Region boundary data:
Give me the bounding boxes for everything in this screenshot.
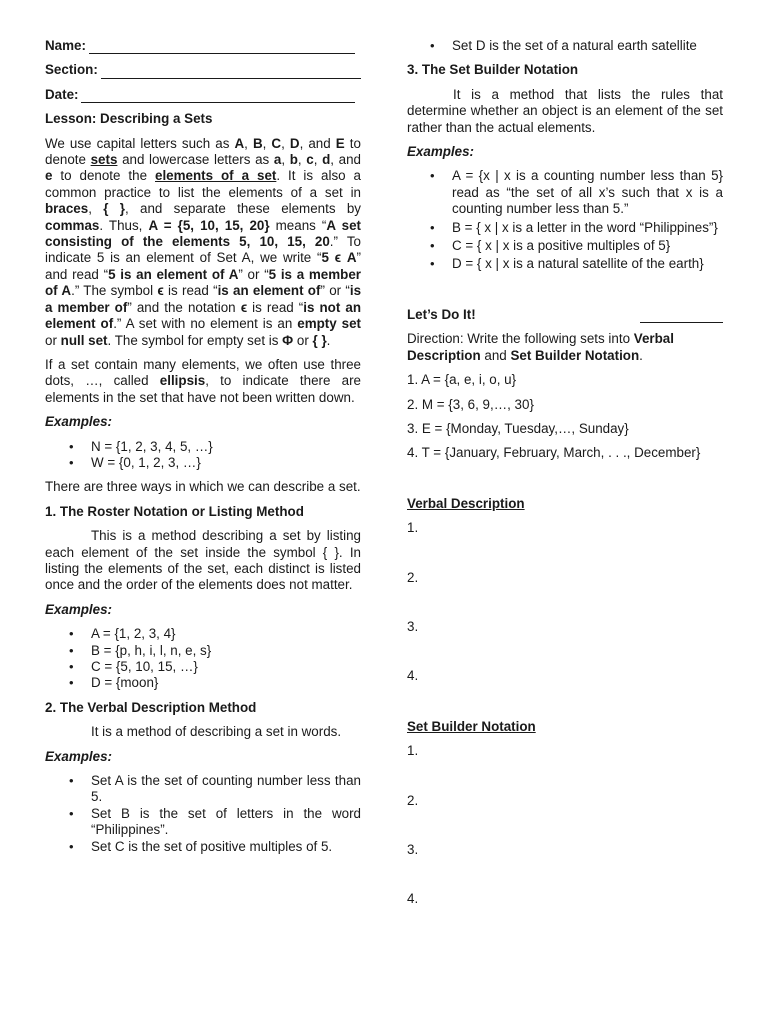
list-item: • D = {moon} — [91, 675, 361, 691]
list-item: • C = {5, 10, 15, …} — [91, 659, 361, 675]
direction-text: Direction: Write the following sets into Verbal Description and Set Builder Notation. — [407, 331, 674, 363]
builder-examples-list — [452, 168, 723, 272]
answer-number: 4. — [407, 891, 419, 907]
right-column — [407, 38, 723, 908]
answer-number: 4. — [407, 668, 419, 684]
left-column — [45, 38, 361, 855]
activity-title-line — [407, 307, 723, 323]
name-line — [45, 38, 361, 54]
verbal-examples-list — [91, 773, 361, 855]
list-item: • B = { x | x is a letter in the word “Philippines”} — [452, 220, 723, 236]
list-item: • B = {p, h, i, l, n, e, s} — [91, 643, 361, 659]
score-blank[interactable] — [640, 310, 723, 323]
list-item: • Set B is the set of letters in the word “Philippines”. — [91, 806, 361, 839]
lesson-title: Lesson: Describing a Sets — [45, 111, 213, 127]
name-blank[interactable] — [89, 41, 355, 54]
date-label: Date: — [45, 86, 79, 102]
list-item: • Set D is the set of a natural earth satellite — [452, 38, 723, 54]
verbal-text: It is a method of describing a set in words. — [91, 724, 342, 740]
answer-number: 1. — [407, 743, 419, 759]
ways-text: There are three ways in which we can describe a set. — [45, 479, 361, 495]
answer-number: 3. — [407, 841, 419, 857]
roster-examples-label: Examples: — [45, 601, 112, 617]
set-builder-heading: Set Builder Notation — [407, 718, 536, 734]
builder-examples-label: Examples: — [407, 144, 474, 160]
verbal-examples-label: Examples: — [45, 748, 112, 764]
answer-number: 3. — [407, 618, 419, 634]
list-item: • N = {1, 2, 3, 4, 5, …} — [91, 439, 361, 455]
list-item: • D = { x | x is a natural satellite of the earth} — [452, 256, 723, 272]
list-item: • Set C is the set of positive multiples of 5. — [91, 839, 361, 855]
intro-paragraph: We use capital letters such as A, B, C, D, and E to denote sets and lowercase letters as a, b, c, d, and e to denote the elements of a set. It is also a common practice to list the elements of a set in braces, { }, and separate these elements by commas. Thus, A = {5, 10, 15, 20} means “A set consisting of the elements 5, 10, 15, 20.” To indicate 5 is an element of Set A, we write “5 ϵ A” and read “5 is an element of A” or “5 is a member of A.” The symbol ϵ is read “is an element of” or “is a member of” and the notation ϵ is read “is not an element of.” A set with no element is an empty set or null set. The symbol for empty set is Φ or { }. — [45, 135, 362, 348]
list-item: • Set A is the set of counting number less than 5. — [91, 773, 361, 806]
date-line — [45, 87, 361, 103]
activity-item: 4. T = {January, February, March, . . ., December} — [407, 445, 701, 461]
name-label: Name: — [45, 38, 86, 53]
activity-item: 1. A = {a, e, i, o, u} — [407, 372, 517, 388]
list-item: • A = {x | x is a counting number less than 5} read as “the set of all x’s such that x is a counting number less than 5.” — [452, 168, 723, 217]
answer-number: 2. — [407, 569, 419, 585]
examples-label: Examples: — [45, 414, 112, 430]
ellipsis-paragraph: If a set contain many elements, we often use three dots, …, called ellipsis, to indicate there are elements in the set that have not been written down. — [45, 356, 361, 405]
roster-examples-list — [91, 626, 361, 692]
answer-number: 1. — [407, 520, 419, 536]
list-item: • A = {1, 2, 3, 4} — [91, 626, 361, 642]
section-blank[interactable] — [101, 66, 361, 79]
builder-text: It is a method that lists the rules that determine whether an object is an element of the set rather than the actual elements. — [407, 86, 723, 135]
date-blank[interactable] — [81, 90, 355, 103]
activity-item: 2. M = {3, 6, 9,…, 30} — [407, 396, 534, 412]
list-item: • C = { x | x is a positive multiples of 5} — [452, 238, 723, 254]
builder-heading: 3. The Set Builder Notation — [407, 62, 579, 78]
section-label: Section: — [45, 62, 98, 78]
verbal-heading: 2. The Verbal Description Method — [45, 699, 257, 715]
section-line — [45, 62, 361, 78]
activity-item: 3. E = {Monday, Tuesday,…, Sunday} — [407, 420, 629, 436]
roster-text: This is a method describing a set by listing each element of the set inside the symbol { }. In listing the elements of the set, each distinct is listed once and the order of the elements does not matter. — [45, 528, 361, 593]
verbal-examples-continued — [452, 38, 723, 54]
answer-number: 2. — [407, 792, 419, 808]
examples-list — [91, 439, 361, 472]
verbal-description-heading: Verbal Description — [407, 495, 525, 511]
roster-heading: 1. The Roster Notation or Listing Method — [45, 503, 304, 519]
list-item: • W = {0, 1, 2, 3, …} — [91, 455, 361, 471]
activity-title: Let’s Do It! — [407, 306, 476, 322]
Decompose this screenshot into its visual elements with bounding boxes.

- **WHAT TO PRODUCE**
Copy out every line of the records above word for word, omitting the pictures.

- **WRITTEN RESPONSE**
Give me the bounding boxes for everything in this screenshot.
list-item: • D = {moon} — [91, 675, 361, 691]
list-item: • C = {5, 10, 15, …} — [91, 659, 361, 675]
direction-text: Direction: Write the following sets into Verbal Description and Set Builder Notation. — [407, 331, 674, 363]
builder-examples-list — [452, 168, 723, 272]
answer-number: 4. — [407, 891, 419, 907]
right-column — [407, 38, 723, 908]
answer-number: 4. — [407, 668, 419, 684]
left-column — [45, 38, 361, 855]
activity-title-line — [407, 307, 723, 323]
name-line — [45, 38, 361, 54]
verbal-examples-list — [91, 773, 361, 855]
list-item: • B = { x | x is a letter in the word “Philippines”} — [452, 220, 723, 236]
list-item: • B = {p, h, i, l, n, e, s} — [91, 643, 361, 659]
score-blank[interactable] — [640, 310, 723, 323]
list-item: • Set B is the set of letters in the word “Philippines”. — [91, 806, 361, 839]
lesson-title: Lesson: Describing a Sets — [45, 111, 213, 127]
name-blank[interactable] — [89, 41, 355, 54]
date-label: Date: — [45, 86, 79, 102]
list-item: • Set D is the set of a natural earth satellite — [452, 38, 723, 54]
verbal-text: It is a method of describing a set in words. — [91, 724, 342, 740]
answer-number: 1. — [407, 743, 419, 759]
ways-text: There are three ways in which we can describe a set. — [45, 479, 361, 495]
answer-number: 3. — [407, 841, 419, 857]
roster-examples-label: Examples: — [45, 601, 112, 617]
set-builder-heading: Set Builder Notation — [407, 718, 536, 734]
builder-examples-label: Examples: — [407, 144, 474, 160]
verbal-examples-label: Examples: — [45, 748, 112, 764]
answer-number: 3. — [407, 618, 419, 634]
list-item: • N = {1, 2, 3, 4, 5, …} — [91, 439, 361, 455]
list-item: • D = { x | x is a natural satellite of the earth} — [452, 256, 723, 272]
list-item: • Set C is the set of positive multiples of 5. — [91, 839, 361, 855]
intro-paragraph: We use capital letters such as A, B, C, D, and E to denote sets and lowercase letters as a, b, c, d, and e to denote the elements of a set. It is also a common practice to list the elements of a set in braces, { }, and separate these elements by commas. Thus, A = {5, 10, 15, 20} means “A set consisting of the elements 5, 10, 15, 20.” To indicate 5 is an element of Set A, we write “5 ϵ A” and read “5 is an element of A” or “5 is a member of A.” The symbol ϵ is read “is an element of” or “is a member of” and the notation ϵ is read “is not an element of.” A set with no element is an empty set or null set. The symbol for empty set is Φ or { }. — [45, 135, 362, 348]
list-item: • Set A is the set of counting number less than 5. — [91, 773, 361, 806]
date-line — [45, 87, 361, 103]
activity-item: 4. T = {January, February, March, . . ., December} — [407, 445, 701, 461]
name-label: Name: — [45, 38, 86, 53]
activity-item: 1. A = {a, e, i, o, u} — [407, 372, 517, 388]
list-item: • A = {x | x is a counting number less than 5} read as “the set of all x’s such that x is a counting number less than 5.” — [452, 168, 723, 217]
answer-number: 2. — [407, 569, 419, 585]
examples-label: Examples: — [45, 414, 112, 430]
ellipsis-paragraph: If a set contain many elements, we often use three dots, …, called ellipsis, to indicate there are elements in the set that have not been written down. — [45, 356, 361, 405]
roster-examples-list — [91, 626, 361, 692]
answer-number: 1. — [407, 520, 419, 536]
list-item: • A = {1, 2, 3, 4} — [91, 626, 361, 642]
section-blank[interactable] — [101, 66, 361, 79]
builder-text: It is a method that lists the rules that determine whether an object is an element of the set rather than the actual elements. — [407, 86, 723, 135]
date-blank[interactable] — [81, 90, 355, 103]
activity-item: 2. M = {3, 6, 9,…, 30} — [407, 396, 534, 412]
list-item: • C = { x | x is a positive multiples of 5} — [452, 238, 723, 254]
builder-heading: 3. The Set Builder Notation — [407, 62, 579, 78]
section-label: Section: — [45, 62, 98, 78]
verbal-heading: 2. The Verbal Description Method — [45, 699, 257, 715]
section-line — [45, 62, 361, 78]
activity-item: 3. E = {Monday, Tuesday,…, Sunday} — [407, 420, 629, 436]
roster-text: This is a method describing a set by listing each element of the set inside the symbol { }. In listing the elements of the set, each distinct is listed once and the order of the elements does not matter. — [45, 528, 361, 593]
verbal-examples-continued — [452, 38, 723, 54]
answer-number: 2. — [407, 792, 419, 808]
examples-list — [91, 439, 361, 472]
verbal-description-heading: Verbal Description — [407, 495, 525, 511]
roster-heading: 1. The Roster Notation or Listing Method — [45, 503, 304, 519]
list-item: • W = {0, 1, 2, 3, …} — [91, 455, 361, 471]
activity-title: Let’s Do It! — [407, 306, 476, 322]
Decompose this screenshot into its visual elements with bounding boxes.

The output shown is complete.